EXERCISE: Count how many lines contain the word "when". Respond with the number alone.

┄┄┄┄┄┄

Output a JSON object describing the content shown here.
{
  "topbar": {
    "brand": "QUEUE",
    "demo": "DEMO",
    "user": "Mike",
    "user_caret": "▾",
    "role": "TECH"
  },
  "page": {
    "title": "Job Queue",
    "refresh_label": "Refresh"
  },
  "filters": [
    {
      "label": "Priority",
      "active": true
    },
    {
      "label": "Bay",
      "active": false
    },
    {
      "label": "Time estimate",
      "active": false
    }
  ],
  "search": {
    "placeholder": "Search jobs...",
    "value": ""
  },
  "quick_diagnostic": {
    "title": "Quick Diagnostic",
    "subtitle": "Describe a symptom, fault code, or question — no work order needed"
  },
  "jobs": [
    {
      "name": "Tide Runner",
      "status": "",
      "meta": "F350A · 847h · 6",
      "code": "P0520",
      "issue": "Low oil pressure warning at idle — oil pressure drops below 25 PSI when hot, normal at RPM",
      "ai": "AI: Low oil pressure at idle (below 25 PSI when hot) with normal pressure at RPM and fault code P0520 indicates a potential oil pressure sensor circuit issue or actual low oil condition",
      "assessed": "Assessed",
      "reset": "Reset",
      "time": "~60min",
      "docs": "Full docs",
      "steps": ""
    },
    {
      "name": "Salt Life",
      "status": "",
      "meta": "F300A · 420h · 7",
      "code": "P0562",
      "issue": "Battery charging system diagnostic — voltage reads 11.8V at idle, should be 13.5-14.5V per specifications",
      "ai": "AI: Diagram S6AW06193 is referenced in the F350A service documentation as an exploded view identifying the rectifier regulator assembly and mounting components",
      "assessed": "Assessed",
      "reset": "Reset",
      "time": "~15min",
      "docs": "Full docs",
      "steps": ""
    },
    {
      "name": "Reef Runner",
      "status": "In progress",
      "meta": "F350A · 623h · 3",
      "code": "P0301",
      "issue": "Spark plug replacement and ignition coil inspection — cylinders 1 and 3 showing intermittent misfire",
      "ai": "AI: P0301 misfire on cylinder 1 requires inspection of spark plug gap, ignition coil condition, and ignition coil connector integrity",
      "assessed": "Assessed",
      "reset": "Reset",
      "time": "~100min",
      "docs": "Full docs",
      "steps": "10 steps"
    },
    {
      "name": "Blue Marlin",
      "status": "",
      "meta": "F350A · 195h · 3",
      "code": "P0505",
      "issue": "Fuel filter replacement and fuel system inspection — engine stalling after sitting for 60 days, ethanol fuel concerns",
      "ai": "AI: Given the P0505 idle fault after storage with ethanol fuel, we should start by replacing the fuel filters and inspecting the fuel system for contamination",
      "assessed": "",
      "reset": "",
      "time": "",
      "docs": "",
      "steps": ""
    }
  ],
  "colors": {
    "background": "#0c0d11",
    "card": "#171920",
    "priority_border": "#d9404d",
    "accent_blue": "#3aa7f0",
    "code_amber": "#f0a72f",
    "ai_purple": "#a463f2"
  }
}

┄┄┄┄┄┄

TASK RESULT: 2